# Set exercise
Go through the records and copy each line where the word "Framework" occurs.

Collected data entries

[Begin]

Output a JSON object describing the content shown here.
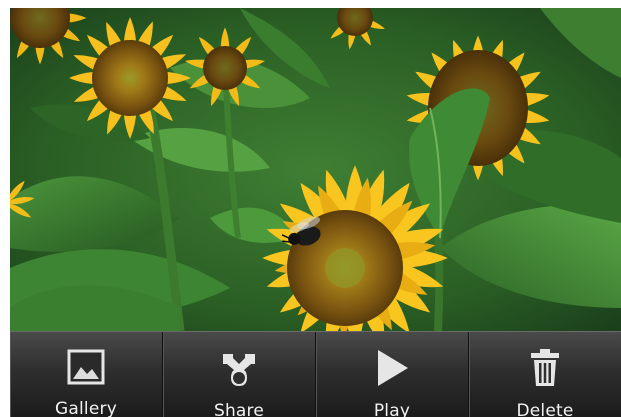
{
  "photo": {
    "subject": "sunflower-with-bee",
    "colors": {
      "petal": "#f7c21a",
      "center": "#8a6a10",
      "foliage": "#2f6b2a",
      "bee": "#1a1a1a"
    }
  },
  "toolbar": {
    "items": [
      {
        "label": "Gallery",
        "icon": "gallery-icon"
      },
      {
        "label": "Share",
        "icon": "share-icon"
      },
      {
        "label": "Play",
        "icon": "play-icon"
      },
      {
        "label": "Delete",
        "icon": "trash-icon"
      }
    ]
  }
}
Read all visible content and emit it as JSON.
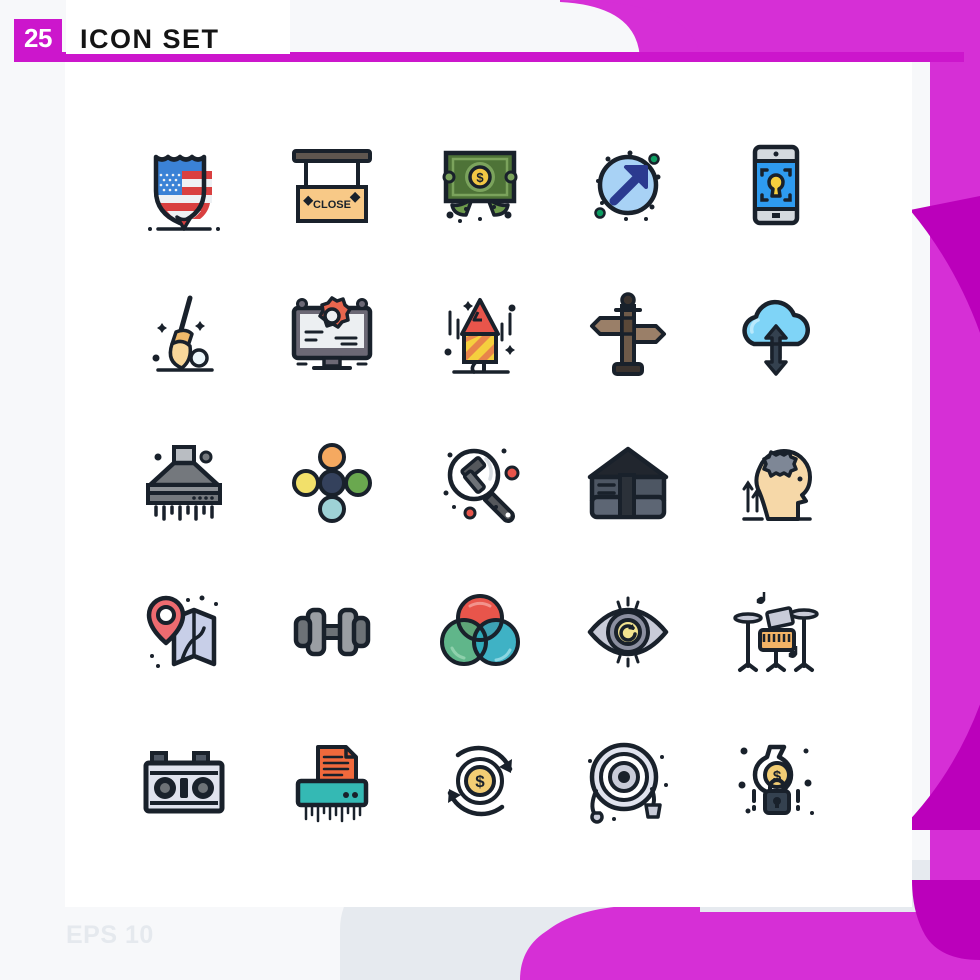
{
  "header": {
    "count_badge": "25",
    "title": "ICON SET",
    "badge_color": "#cc16cc",
    "title_color": "#141414"
  },
  "footer": {
    "format_label": "EPS 10",
    "color": "#e5e9ee"
  },
  "theme": {
    "page_background": "#f7f8fa",
    "panel_background": "#ffffff",
    "accent_magenta": "#cc16cc",
    "accent_magenta_light": "#d62fd6",
    "accent_magenta_dark": "#bb00bb",
    "decor_gray": "#e3e8ec"
  },
  "grid": {
    "columns": 5,
    "rows": 5,
    "total_icons": 25,
    "icons": [
      {
        "row": 1,
        "col": 1,
        "name": "police-badge-usa-shield-icon",
        "label": "USA Shield Badge"
      },
      {
        "row": 1,
        "col": 2,
        "name": "close-sign-board-icon",
        "label": "Close Sign Board",
        "text": "CLOSE"
      },
      {
        "row": 1,
        "col": 3,
        "name": "money-dollar-bill-icon",
        "label": "Dollar Bill",
        "text": "$"
      },
      {
        "row": 1,
        "col": 4,
        "name": "arrow-up-right-circle-icon",
        "label": "Growth Arrow"
      },
      {
        "row": 1,
        "col": 5,
        "name": "mobile-security-lock-icon",
        "label": "Mobile Security"
      },
      {
        "row": 2,
        "col": 1,
        "name": "cleaning-broom-icon",
        "label": "Broom"
      },
      {
        "row": 2,
        "col": 2,
        "name": "monitor-settings-gear-icon",
        "label": "Monitor Settings"
      },
      {
        "row": 2,
        "col": 3,
        "name": "firework-rocket-icon",
        "label": "Firework Rocket"
      },
      {
        "row": 2,
        "col": 4,
        "name": "signpost-direction-icon",
        "label": "Signpost"
      },
      {
        "row": 2,
        "col": 5,
        "name": "cloud-data-transfer-icon",
        "label": "Cloud Upload Download"
      },
      {
        "row": 3,
        "col": 1,
        "name": "kitchen-extractor-hood-icon",
        "label": "Extractor Hood"
      },
      {
        "row": 3,
        "col": 2,
        "name": "molecule-network-icon",
        "label": "Molecule Network"
      },
      {
        "row": 3,
        "col": 3,
        "name": "law-search-gavel-icon",
        "label": "Law Search"
      },
      {
        "row": 3,
        "col": 4,
        "name": "envelope-mail-open-icon",
        "label": "Open Mail"
      },
      {
        "row": 3,
        "col": 5,
        "name": "brain-gear-thinking-icon",
        "label": "Brain Gear"
      },
      {
        "row": 4,
        "col": 1,
        "name": "map-location-pin-icon",
        "label": "Map Location"
      },
      {
        "row": 4,
        "col": 2,
        "name": "dumbbell-fitness-icon",
        "label": "Dumbbell"
      },
      {
        "row": 4,
        "col": 3,
        "name": "color-venn-circles-icon",
        "label": "Color Circles"
      },
      {
        "row": 4,
        "col": 4,
        "name": "eye-vision-icon",
        "label": "Eye Vision"
      },
      {
        "row": 4,
        "col": 5,
        "name": "drum-kit-music-icon",
        "label": "Drum Kit"
      },
      {
        "row": 5,
        "col": 1,
        "name": "car-battery-icon",
        "label": "Battery"
      },
      {
        "row": 5,
        "col": 2,
        "name": "paper-shredder-icon",
        "label": "Paper Shredder"
      },
      {
        "row": 5,
        "col": 3,
        "name": "money-refresh-cycle-icon",
        "label": "Money Cycle",
        "text": "$"
      },
      {
        "row": 5,
        "col": 4,
        "name": "fire-hose-reel-icon",
        "label": "Fire Hose"
      },
      {
        "row": 5,
        "col": 5,
        "name": "money-bag-lock-icon",
        "label": "Money Lock",
        "text": "$"
      }
    ]
  }
}
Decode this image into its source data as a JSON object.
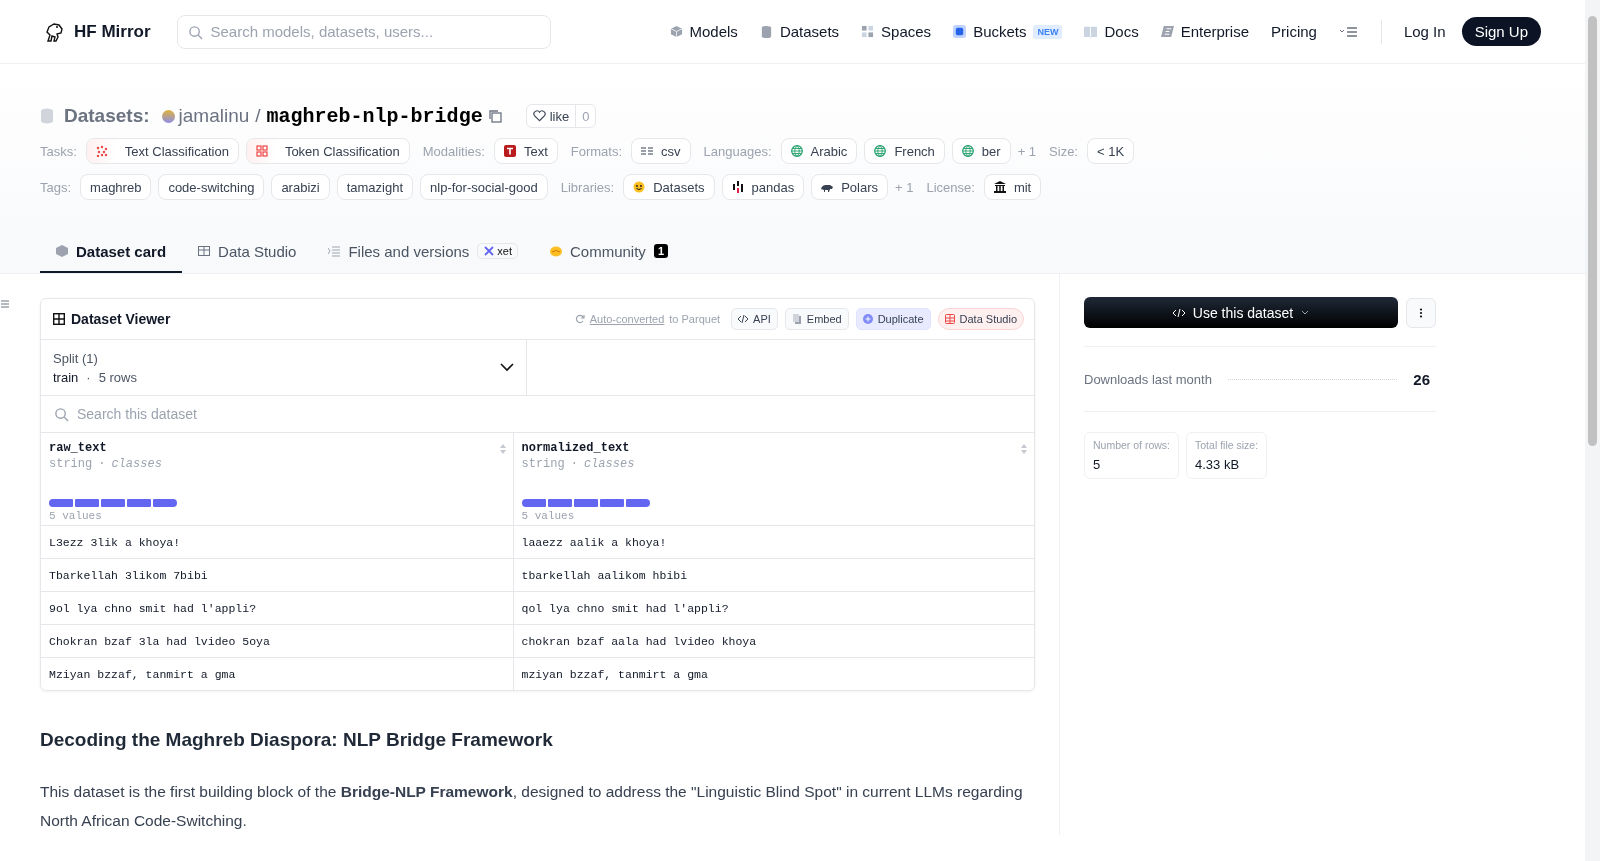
{
  "header": {
    "logo_text": "HF Mirror",
    "search": {
      "placeholder": "Search models, datasets, users..."
    },
    "nav": [
      {
        "label": "Models",
        "kind": "models"
      },
      {
        "label": "Datasets",
        "kind": "datasets"
      },
      {
        "label": "Spaces",
        "kind": "spaces"
      },
      {
        "label": "Buckets",
        "kind": "buckets",
        "badge": "NEW"
      },
      {
        "label": "Docs",
        "kind": "docs"
      },
      {
        "label": "Enterprise",
        "kind": "enterprise"
      },
      {
        "label": "Pricing",
        "kind": "plain"
      }
    ],
    "log_in": "Log In",
    "sign_up": "Sign Up"
  },
  "repo": {
    "prefix": "Datasets:",
    "owner": "jamalinu",
    "separator": "/",
    "name": "maghreb-nlp-bridge",
    "like": "like",
    "like_count": "0"
  },
  "meta_rows": [
    [
      {
        "label": "Tasks:",
        "chips": [
          {
            "text": "Text Classification",
            "kind": "textcls"
          },
          {
            "text": "Token Classification",
            "kind": "tokencls"
          }
        ]
      },
      {
        "label": "Modalities:",
        "chips": [
          {
            "text": "Text",
            "kind": "text"
          }
        ]
      },
      {
        "label": "Formats:",
        "chips": [
          {
            "text": "csv",
            "kind": "csv"
          }
        ]
      },
      {
        "label": "Languages:",
        "chips": [
          {
            "text": "Arabic",
            "kind": "globe"
          },
          {
            "text": "French",
            "kind": "globe"
          },
          {
            "text": "ber",
            "kind": "globe"
          }
        ],
        "more": "+ 1"
      },
      {
        "label": "Size:",
        "chips": [
          {
            "text": "< 1K",
            "kind": "plain"
          }
        ]
      }
    ],
    [
      {
        "label": "Tags:",
        "chips": [
          {
            "text": "maghreb",
            "kind": "plain"
          },
          {
            "text": "code-switching",
            "kind": "plain"
          },
          {
            "text": "arabizi",
            "kind": "plain"
          },
          {
            "text": "tamazight",
            "kind": "plain"
          },
          {
            "text": "nlp-for-social-good",
            "kind": "plain"
          }
        ]
      },
      {
        "label": "Libraries:",
        "chips": [
          {
            "text": "Datasets",
            "kind": "hf"
          },
          {
            "text": "pandas",
            "kind": "pandas"
          },
          {
            "text": "Polars",
            "kind": "polars"
          }
        ],
        "more": "+ 1"
      },
      {
        "label": "License:",
        "chips": [
          {
            "text": "mit",
            "kind": "license"
          }
        ]
      }
    ]
  ],
  "tabs": [
    {
      "label": "Dataset card",
      "kind": "card",
      "selected": true
    },
    {
      "label": "Data Studio",
      "kind": "studio",
      "selected": false
    },
    {
      "label": "Files and versions",
      "kind": "files",
      "selected": false,
      "badge": "xet"
    },
    {
      "label": "Community",
      "kind": "community",
      "selected": false,
      "count": "1"
    }
  ],
  "viewer": {
    "title": "Dataset Viewer",
    "converted_link": "Auto-converted",
    "converted_rest": "to Parquet",
    "buttons": [
      {
        "label": "API",
        "kind": "api"
      },
      {
        "label": "Embed",
        "kind": "embed"
      },
      {
        "label": "Duplicate",
        "kind": "duplicate"
      },
      {
        "label": "Data Studio",
        "kind": "studio"
      }
    ],
    "split": {
      "label": "Split (1)",
      "name": "train",
      "separator": "·",
      "rows": "5 rows"
    },
    "search": {
      "placeholder": "Search this dataset"
    },
    "columns": [
      {
        "name": "raw_text",
        "type": "string",
        "separator": "·",
        "subtype": "classes",
        "values": "5 values"
      },
      {
        "name": "normalized_text",
        "type": "string",
        "separator": "·",
        "subtype": "classes",
        "values": "5 values"
      }
    ],
    "rows": [
      [
        "L3ezz 3lik a khoya!",
        "laaezz aalik a khoya!"
      ],
      [
        "Tbarkellah 3likom 7bibi",
        "tbarkellah aalikom hbibi"
      ],
      [
        "9ol lya chno smit had l'appli?",
        "qol lya chno smit had l'appli?"
      ],
      [
        "Chokran bzaf 3la had lvideo 5oya",
        "chokran bzaf aala had lvideo khoya"
      ],
      [
        "Mziyan bzzaf, tanmirt a gma",
        "mziyan bzzaf, tanmirt a gma"
      ]
    ]
  },
  "sidebar": {
    "use_button": "Use this dataset",
    "downloads_label": "Downloads last month",
    "downloads": "26",
    "stats": [
      {
        "label": "Number of rows:",
        "value": "5"
      },
      {
        "label": "Total file size:",
        "value": "4.33 kB"
      }
    ]
  },
  "article": {
    "heading": "Decoding the Maghreb Diaspora: NLP Bridge Framework",
    "paragraph": "This dataset is the first building block of the **Bridge-NLP Framework**, designed to address the \"Linguistic Blind Spot\" in current LLMs regarding North African Code-Switching."
  }
}
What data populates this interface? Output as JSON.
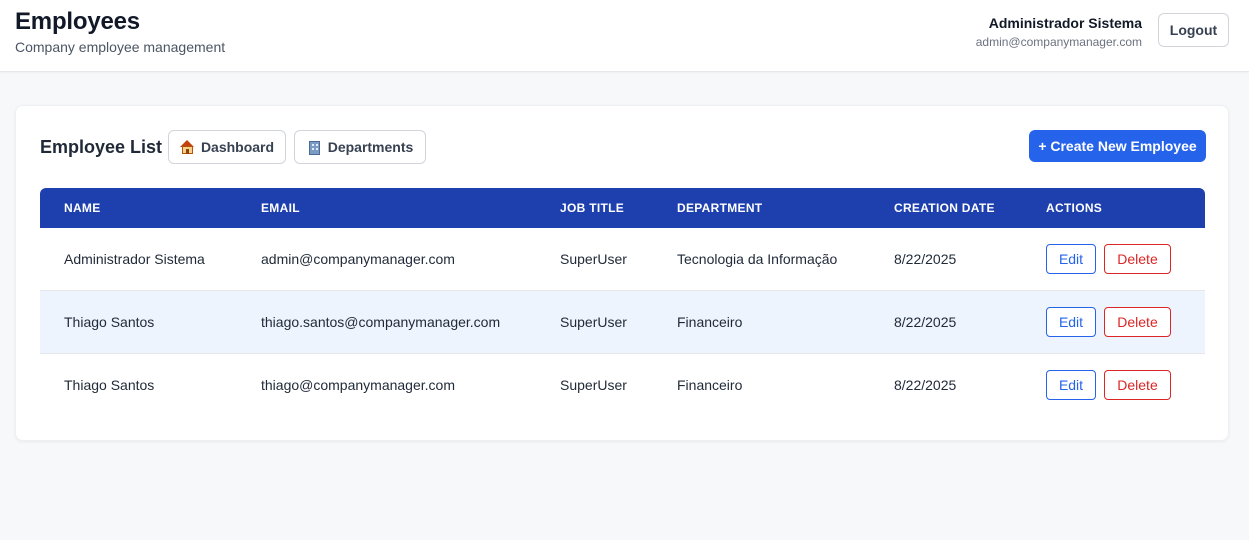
{
  "header": {
    "title": "Employees",
    "subtitle": "Company employee management",
    "user_name": "Administrador Sistema",
    "user_email": "admin@companymanager.com",
    "logout_label": "Logout"
  },
  "toolbar": {
    "title": "Employee List",
    "dashboard_label": "Dashboard",
    "dashboard_icon": "house-icon",
    "departments_label": "Departments",
    "departments_icon": "office-building-icon",
    "create_label": "+ Create New Employee"
  },
  "table": {
    "columns": [
      "NAME",
      "EMAIL",
      "JOB TITLE",
      "DEPARTMENT",
      "CREATION DATE",
      "ACTIONS"
    ],
    "edit_label": "Edit",
    "delete_label": "Delete",
    "rows": [
      {
        "name": "Administrador Sistema",
        "email": "admin@companymanager.com",
        "job_title": "SuperUser",
        "department": "Tecnologia da Informação",
        "creation_date": "8/22/2025"
      },
      {
        "name": "Thiago Santos",
        "email": "thiago.santos@companymanager.com",
        "job_title": "SuperUser",
        "department": "Financeiro",
        "creation_date": "8/22/2025"
      },
      {
        "name": "Thiago Santos",
        "email": "thiago@companymanager.com",
        "job_title": "SuperUser",
        "department": "Financeiro",
        "creation_date": "8/22/2025"
      }
    ]
  },
  "colors": {
    "primary": "#2563eb",
    "table_header": "#1e40af",
    "danger": "#dc2626",
    "row_highlight": "#eef4fe"
  }
}
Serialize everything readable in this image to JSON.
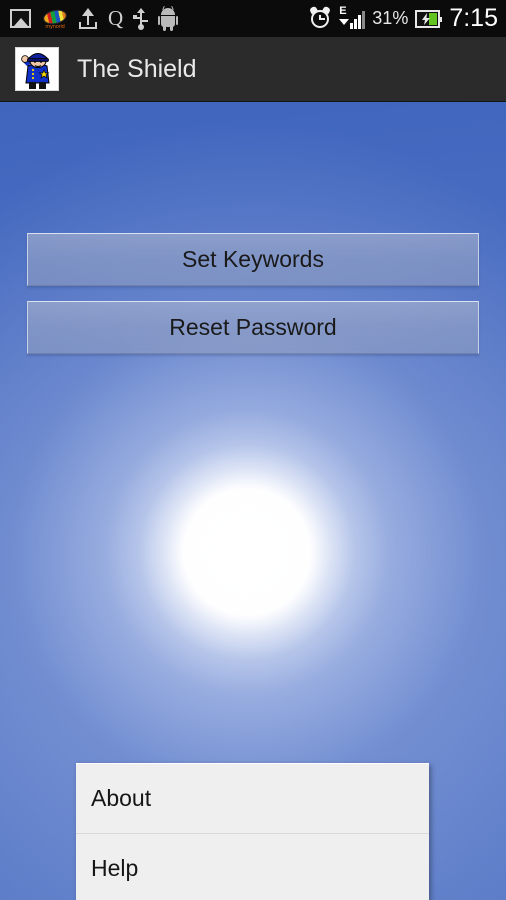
{
  "status_bar": {
    "left_icons": [
      {
        "name": "gallery-icon",
        "label": "Gallery"
      },
      {
        "name": "mynorid-icon",
        "label": "mynorid"
      },
      {
        "name": "upload-icon",
        "label": "Upload"
      },
      {
        "name": "q-icon",
        "label": "Q"
      },
      {
        "name": "usb-icon",
        "label": "USB connected"
      },
      {
        "name": "android-icon",
        "label": "Android system"
      }
    ],
    "alarm_icon": "alarm-clock-icon",
    "signal_network_type": "E",
    "signal_icon": "cellular-signal-icon",
    "battery_percent": "31%",
    "battery_icon": "battery-charging-icon",
    "clock": "7:15"
  },
  "action_bar": {
    "app_icon": "police-officer-icon",
    "title": "The Shield"
  },
  "main": {
    "buttons": [
      {
        "name": "set-keywords-button",
        "label": "Set Keywords"
      },
      {
        "name": "reset-password-button",
        "label": "Reset Password"
      }
    ],
    "wallpaper": "sun-glow-blue-sky"
  },
  "options_menu": {
    "items": [
      {
        "name": "menu-item-about",
        "label": "About"
      },
      {
        "name": "menu-item-help",
        "label": "Help"
      }
    ]
  },
  "colors": {
    "status_bar_bg": "#0b0b0b",
    "action_bar_bg": "#2b2b2b",
    "wallpaper_blue": "#4a6dc1",
    "menu_bg": "#efefef",
    "battery_green": "#62c421"
  }
}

[End]

# Task answer
    "heading": "Decoding the Maghreb Diaspora: NLP Bridge Framework",
    "paragraph": "This dataset is the first building block of the **Bridge-NLP Framework**, designed to address the \"Linguistic Blind Spot\" in current LLMs regarding North African Code-Switching."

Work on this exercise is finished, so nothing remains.